§ **Extracts from a graphics dataset**:
* START *

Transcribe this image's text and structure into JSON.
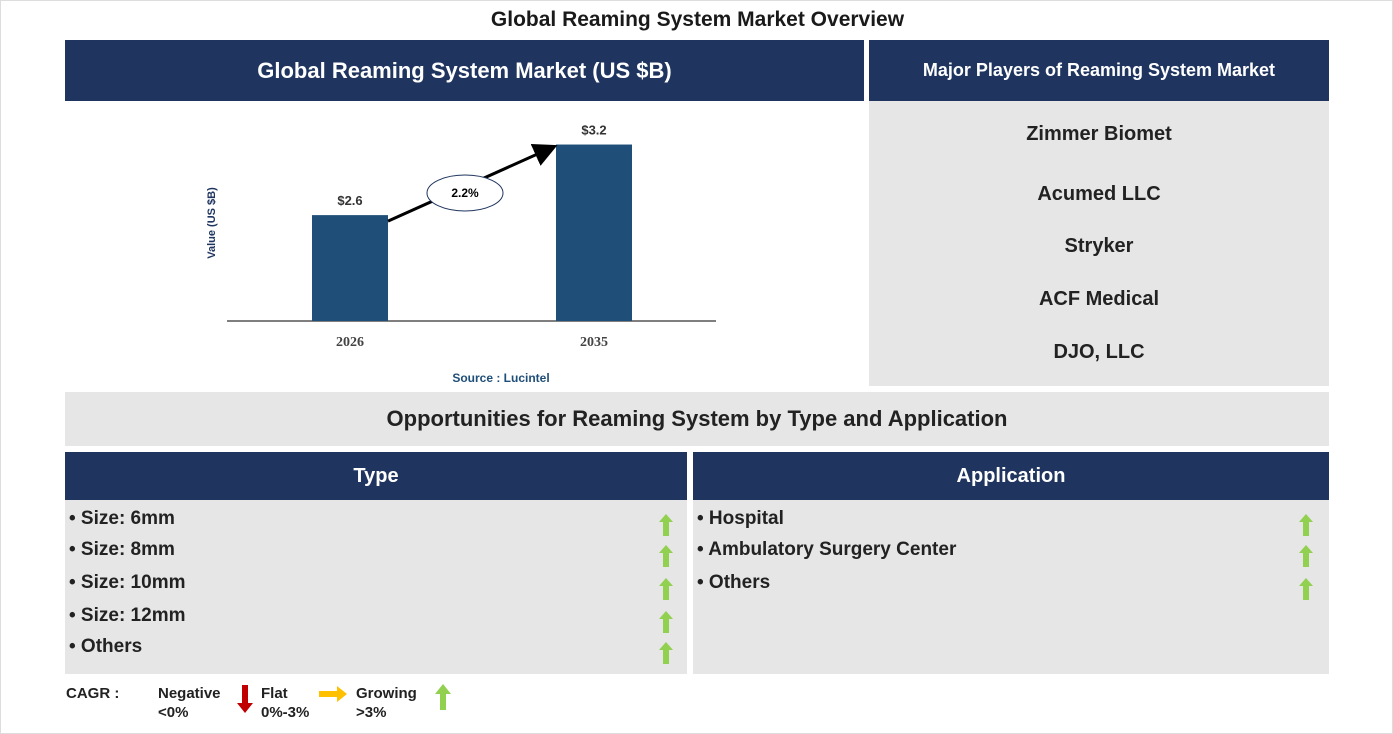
{
  "title": "Global Reaming System Market Overview",
  "chart_panel": {
    "header": "Global Reaming System Market (US $B)",
    "source": "Source : Lucintel"
  },
  "chart_data": {
    "type": "bar",
    "categories": [
      "2026",
      "2035"
    ],
    "values": [
      2.6,
      3.2
    ],
    "data_labels": [
      "$2.6",
      "$3.2"
    ],
    "ylabel": "Value (US $B)",
    "ylim": [
      1.7,
      3.4
    ],
    "grid": false,
    "annotation": "2.2%",
    "bar_color": "#1f4e79"
  },
  "players": {
    "header": "Major Players of Reaming System Market",
    "items": [
      "Zimmer Biomet",
      "Acumed LLC",
      "Stryker",
      "ACF Medical",
      "DJO, LLC"
    ]
  },
  "opportunities": {
    "header": "Opportunities for Reaming System by Type and Application",
    "type": {
      "header": "Type",
      "items": [
        "• Size: 6mm",
        "• Size: 8mm",
        "• Size: 10mm",
        "• Size: 12mm",
        "• Others"
      ],
      "trend": "growing"
    },
    "application": {
      "header": "Application",
      "items": [
        "• Hospital",
        "• Ambulatory Surgery Center",
        "• Others"
      ],
      "trend": "growing"
    }
  },
  "legend": {
    "label": "CAGR :",
    "negative": {
      "name": "Negative",
      "range": "<0%",
      "color": "#c00000"
    },
    "flat": {
      "name": "Flat",
      "range": "0%-3%",
      "color": "#ffc000"
    },
    "growing": {
      "name": "Growing",
      "range": ">3%",
      "color": "#92d050"
    }
  }
}
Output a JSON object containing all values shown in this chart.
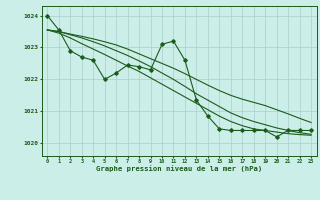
{
  "title": "Graphe pression niveau de la mer (hPa)",
  "background_color": "#cceee8",
  "grid_color": "#aacccc",
  "line_color": "#1a5c1a",
  "xlim": [
    -0.5,
    23.5
  ],
  "ylim": [
    1019.6,
    1024.3
  ],
  "yticks": [
    1020,
    1021,
    1022,
    1023,
    1024
  ],
  "xticks": [
    0,
    1,
    2,
    3,
    4,
    5,
    6,
    7,
    8,
    9,
    10,
    11,
    12,
    13,
    14,
    15,
    16,
    17,
    18,
    19,
    20,
    21,
    22,
    23
  ],
  "s1": [
    1024.0,
    1023.55,
    1022.9,
    1022.7,
    1022.6,
    1022.0,
    1022.2,
    1022.45,
    1022.4,
    1022.3,
    1023.1,
    1023.2,
    1022.6,
    1021.35,
    1020.85,
    1020.45,
    1020.4,
    1020.4,
    1020.4,
    1020.4,
    1020.2,
    1020.4,
    1020.4,
    1020.4
  ],
  "s2": [
    1023.55,
    1023.5,
    1023.42,
    1023.35,
    1023.27,
    1023.18,
    1023.08,
    1022.95,
    1022.8,
    1022.65,
    1022.5,
    1022.35,
    1022.18,
    1022.0,
    1021.82,
    1021.65,
    1021.5,
    1021.38,
    1021.28,
    1021.18,
    1021.05,
    1020.92,
    1020.78,
    1020.65
  ],
  "s3": [
    1023.55,
    1023.5,
    1023.4,
    1023.3,
    1023.18,
    1023.05,
    1022.9,
    1022.75,
    1022.58,
    1022.4,
    1022.2,
    1022.0,
    1021.78,
    1021.55,
    1021.35,
    1021.15,
    1020.95,
    1020.8,
    1020.68,
    1020.58,
    1020.48,
    1020.4,
    1020.33,
    1020.28
  ],
  "s4": [
    1023.55,
    1023.45,
    1023.3,
    1023.12,
    1022.95,
    1022.78,
    1022.6,
    1022.42,
    1022.25,
    1022.05,
    1021.85,
    1021.65,
    1021.45,
    1021.25,
    1021.05,
    1020.85,
    1020.68,
    1020.55,
    1020.45,
    1020.4,
    1020.35,
    1020.3,
    1020.27,
    1020.25
  ]
}
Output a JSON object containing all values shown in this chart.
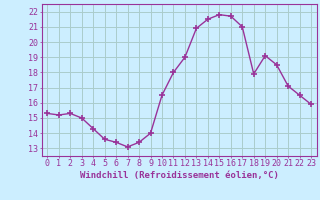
{
  "x": [
    0,
    1,
    2,
    3,
    4,
    5,
    6,
    7,
    8,
    9,
    10,
    11,
    12,
    13,
    14,
    15,
    16,
    17,
    18,
    19,
    20,
    21,
    22,
    23
  ],
  "y": [
    15.3,
    15.2,
    15.3,
    15.0,
    14.3,
    13.6,
    13.4,
    13.1,
    13.4,
    14.0,
    16.5,
    18.0,
    19.0,
    20.9,
    21.5,
    21.8,
    21.7,
    21.0,
    17.9,
    19.1,
    18.5,
    17.1,
    16.5,
    15.9
  ],
  "line_color": "#993399",
  "marker": "+",
  "markersize": 4,
  "markeredgewidth": 1.2,
  "linewidth": 1.0,
  "bg_color": "#cceeff",
  "grid_color": "#aacccc",
  "xlabel": "Windchill (Refroidissement éolien,°C)",
  "xlim": [
    -0.5,
    23.5
  ],
  "ylim": [
    12.5,
    22.5
  ],
  "yticks": [
    13,
    14,
    15,
    16,
    17,
    18,
    19,
    20,
    21,
    22
  ],
  "xticks": [
    0,
    1,
    2,
    3,
    4,
    5,
    6,
    7,
    8,
    9,
    10,
    11,
    12,
    13,
    14,
    15,
    16,
    17,
    18,
    19,
    20,
    21,
    22,
    23
  ],
  "tick_color": "#993399",
  "label_color": "#993399",
  "xlabel_fontsize": 6.5,
  "tick_fontsize": 6.0,
  "spine_color": "#993399",
  "spine_linewidth": 0.8
}
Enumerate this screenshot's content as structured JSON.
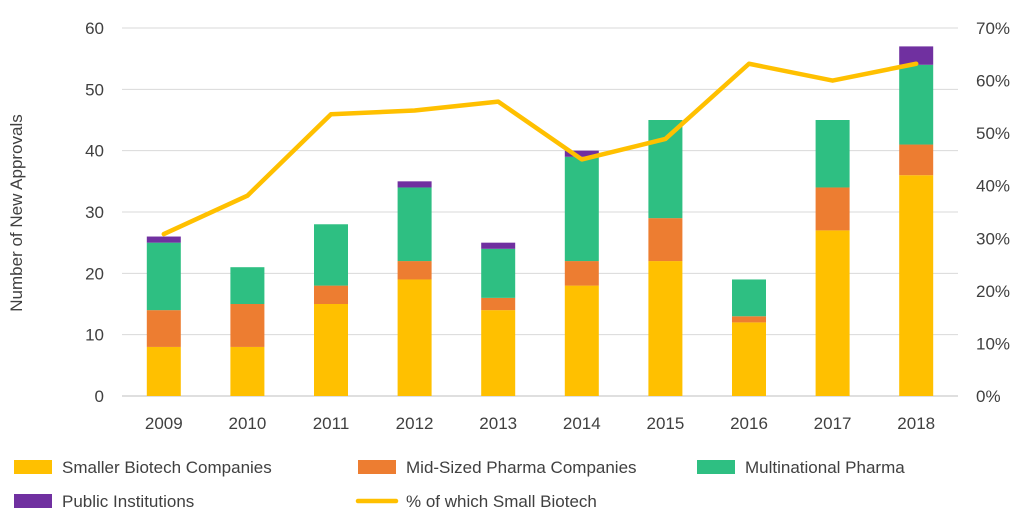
{
  "chart_data": {
    "type": "bar",
    "stacked": true,
    "categories": [
      "2009",
      "2010",
      "2011",
      "2012",
      "2013",
      "2014",
      "2015",
      "2016",
      "2017",
      "2018"
    ],
    "series": [
      {
        "name": "Smaller Biotech Companies",
        "color": "#FFC000",
        "values": [
          8,
          8,
          15,
          19,
          14,
          18,
          22,
          12,
          27,
          36
        ]
      },
      {
        "name": "Mid-Sized Pharma Companies",
        "color": "#ED7D31",
        "values": [
          6,
          7,
          3,
          3,
          2,
          4,
          7,
          1,
          7,
          5
        ]
      },
      {
        "name": "Multinational Pharma",
        "color": "#2EBF82",
        "values": [
          11,
          6,
          10,
          12,
          8,
          17,
          16,
          6,
          11,
          13
        ]
      },
      {
        "name": "Public Institutions",
        "color": "#7030A0",
        "values": [
          1,
          0,
          0,
          1,
          1,
          1,
          0,
          0,
          0,
          3
        ]
      }
    ],
    "line_series": {
      "name": "% of which Small Biotech",
      "color": "#FFC000",
      "axis": "right",
      "values": [
        30.8,
        38.1,
        53.6,
        54.3,
        56.0,
        45.0,
        48.9,
        63.2,
        60.0,
        63.2
      ]
    },
    "title": "",
    "xlabel": "",
    "ylabel": "Number of New Approvals",
    "ylim": [
      0,
      60
    ],
    "yticks": [
      0,
      10,
      20,
      30,
      40,
      50,
      60
    ],
    "ylim_right": [
      0,
      70
    ],
    "yticks_right": [
      "0%",
      "10%",
      "20%",
      "30%",
      "40%",
      "50%",
      "60%",
      "70%"
    ],
    "grid": "horizontal",
    "legend": "bottom"
  }
}
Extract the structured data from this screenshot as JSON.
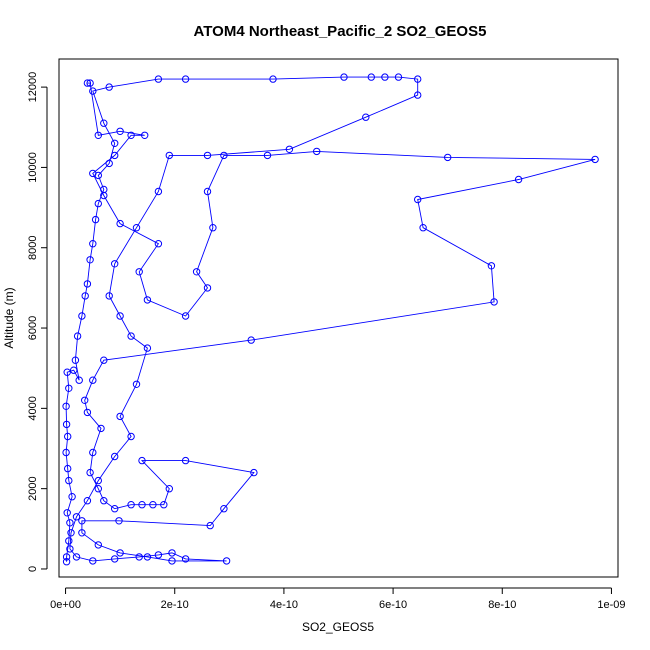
{
  "chart_data": {
    "type": "scatter",
    "title": "ATOM4 Northeast_Pacific_2 SO2_GEOS5",
    "xlabel": "SO2_GEOS5",
    "ylabel": "Altitude (m)",
    "xlim": [
      -1.2e-11,
      1.012e-09
    ],
    "ylim": [
      -200,
      12700
    ],
    "x_ticks": [
      0,
      2e-10,
      4e-10,
      6e-10,
      8e-10,
      1e-09
    ],
    "x_tick_labels": [
      "0e+00",
      "2e-10",
      "4e-10",
      "6e-10",
      "8e-10",
      "1e-09"
    ],
    "y_ticks": [
      0,
      2000,
      4000,
      6000,
      8000,
      10000,
      12000
    ],
    "y_tick_labels": [
      "0",
      "2000",
      "4000",
      "6000",
      "8000",
      "10000",
      "12000"
    ],
    "grid": false,
    "series": [
      {
        "color": "#0000ff",
        "marker": "open-circle",
        "connected": true,
        "points": [
          [
            2e-12,
            180
          ],
          [
            2e-12,
            300
          ],
          [
            6e-12,
            700
          ],
          [
            8e-12,
            1150
          ],
          [
            3e-12,
            1400
          ],
          [
            1.2e-11,
            1800
          ],
          [
            6e-12,
            2200
          ],
          [
            4e-12,
            2500
          ],
          [
            1e-12,
            2900
          ],
          [
            4e-12,
            3300
          ],
          [
            2e-12,
            3600
          ],
          [
            1e-12,
            4050
          ],
          [
            6e-12,
            4500
          ],
          [
            3e-12,
            4900
          ],
          [
            1.5e-11,
            4950
          ],
          [
            2.5e-11,
            4700
          ],
          [
            1.8e-11,
            5200
          ],
          [
            2.2e-11,
            5800
          ],
          [
            3e-11,
            6300
          ],
          [
            3.6e-11,
            6800
          ],
          [
            4e-11,
            7100
          ],
          [
            4.5e-11,
            7700
          ],
          [
            5e-11,
            8100
          ],
          [
            5.5e-11,
            8700
          ],
          [
            6e-11,
            9100
          ],
          [
            7e-11,
            9450
          ],
          [
            6e-11,
            9800
          ],
          [
            8e-11,
            10100
          ],
          [
            9e-11,
            10600
          ],
          [
            7e-11,
            11100
          ],
          [
            5e-11,
            11900
          ],
          [
            8e-11,
            12000
          ],
          [
            1.7e-10,
            12200
          ],
          [
            2.2e-10,
            12200
          ],
          [
            3.8e-10,
            12200
          ],
          [
            5.1e-10,
            12250
          ],
          [
            5.6e-10,
            12250
          ],
          [
            5.85e-10,
            12250
          ],
          [
            6.1e-10,
            12250
          ],
          [
            6.45e-10,
            12200
          ],
          [
            6.45e-10,
            11800
          ],
          [
            5.5e-10,
            11250
          ],
          [
            4.1e-10,
            10450
          ],
          [
            2.6e-10,
            10300
          ],
          [
            1.9e-10,
            10300
          ],
          [
            1.7e-10,
            9400
          ],
          [
            1.3e-10,
            8500
          ],
          [
            9e-11,
            7600
          ],
          [
            8e-11,
            6800
          ],
          [
            1e-10,
            6300
          ],
          [
            1.2e-10,
            5800
          ],
          [
            1.5e-10,
            5500
          ],
          [
            1.3e-10,
            4600
          ],
          [
            1e-10,
            3800
          ],
          [
            1.2e-10,
            3300
          ],
          [
            9e-11,
            2800
          ],
          [
            6e-11,
            2200
          ],
          [
            4e-11,
            1700
          ],
          [
            2e-11,
            1300
          ],
          [
            1e-11,
            900
          ],
          [
            8e-12,
            500
          ],
          [
            2e-11,
            300
          ],
          [
            5e-11,
            200
          ],
          [
            9e-11,
            250
          ],
          [
            1.35e-10,
            300
          ],
          [
            1.7e-10,
            350
          ],
          [
            1.95e-10,
            400
          ],
          [
            2.2e-10,
            250
          ],
          [
            2.95e-10,
            200
          ],
          [
            1.95e-10,
            200
          ],
          [
            1.5e-10,
            300
          ],
          [
            1e-10,
            400
          ],
          [
            6e-11,
            600
          ],
          [
            3e-11,
            900
          ],
          [
            3e-11,
            1200
          ],
          [
            9.8e-11,
            1200
          ],
          [
            2.65e-10,
            1080
          ],
          [
            2.9e-10,
            1500
          ],
          [
            3.45e-10,
            2400
          ],
          [
            2.2e-10,
            2700
          ],
          [
            1.4e-10,
            2700
          ],
          [
            1.9e-10,
            2000
          ],
          [
            1.8e-10,
            1600
          ],
          [
            1.6e-10,
            1600
          ],
          [
            1.4e-10,
            1600
          ],
          [
            1.2e-10,
            1600
          ],
          [
            9e-11,
            1500
          ],
          [
            7e-11,
            1700
          ],
          [
            6e-11,
            2000
          ],
          [
            4.5e-11,
            2400
          ],
          [
            5e-11,
            2900
          ],
          [
            6.5e-11,
            3500
          ],
          [
            4e-11,
            3900
          ],
          [
            3.5e-11,
            4200
          ],
          [
            5e-11,
            4700
          ],
          [
            7e-11,
            5200
          ],
          [
            3.4e-10,
            5700
          ],
          [
            7.85e-10,
            6650
          ],
          [
            7.8e-10,
            7550
          ],
          [
            6.55e-10,
            8500
          ],
          [
            6.45e-10,
            9200
          ],
          [
            8.3e-10,
            9700
          ],
          [
            9.7e-10,
            10200
          ],
          [
            7e-10,
            10250
          ],
          [
            4.6e-10,
            10400
          ],
          [
            3.7e-10,
            10300
          ],
          [
            2.9e-10,
            10300
          ],
          [
            2.6e-10,
            9400
          ],
          [
            2.7e-10,
            8500
          ],
          [
            2.4e-10,
            7400
          ],
          [
            2.6e-10,
            7000
          ],
          [
            2.2e-10,
            6300
          ],
          [
            1.5e-10,
            6700
          ],
          [
            1.35e-10,
            7400
          ],
          [
            1.7e-10,
            8100
          ],
          [
            1e-10,
            8600
          ],
          [
            7e-11,
            9300
          ],
          [
            5e-11,
            9850
          ],
          [
            9e-11,
            10300
          ],
          [
            1.2e-10,
            10800
          ],
          [
            1.45e-10,
            10800
          ],
          [
            1e-10,
            10900
          ],
          [
            6e-11,
            10800
          ],
          [
            4.5e-11,
            12100
          ],
          [
            4e-11,
            12100
          ]
        ]
      }
    ]
  }
}
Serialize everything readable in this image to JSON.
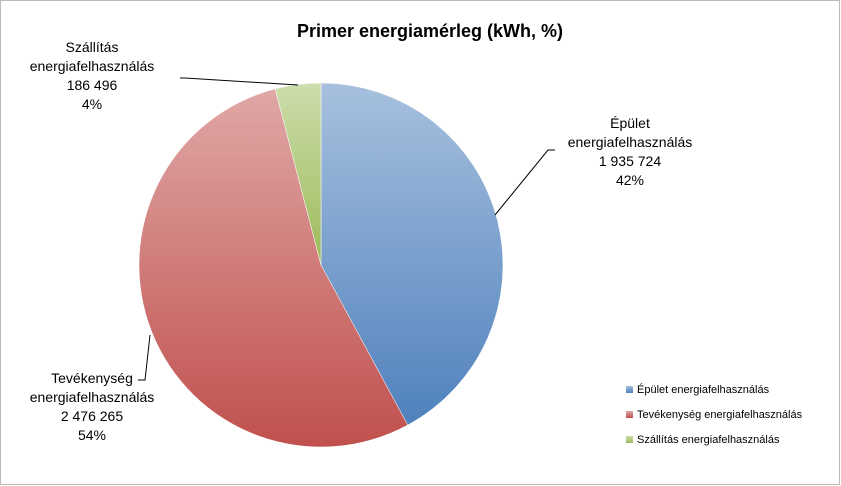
{
  "chart_data": {
    "type": "pie",
    "title": "Primer energiamérleg (kWh, %)",
    "categories": [
      "Épület energiafelhasználás",
      "Tevékenység energiafelhasználás",
      "Szállítás energiafelhasználás"
    ],
    "values": [
      1935724,
      2476265,
      186496
    ],
    "value_labels": [
      "1 935 724",
      "2 476 265",
      "186 496"
    ],
    "percentages": [
      42,
      54,
      4
    ],
    "percentage_labels": [
      "42%",
      "54%",
      "4%"
    ],
    "colors": [
      "#4f81bd",
      "#c0504d",
      "#9bbb59"
    ],
    "legend": "right"
  }
}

* END *

Of the lines in the material, how many include "name"? Respond with the number alone.

8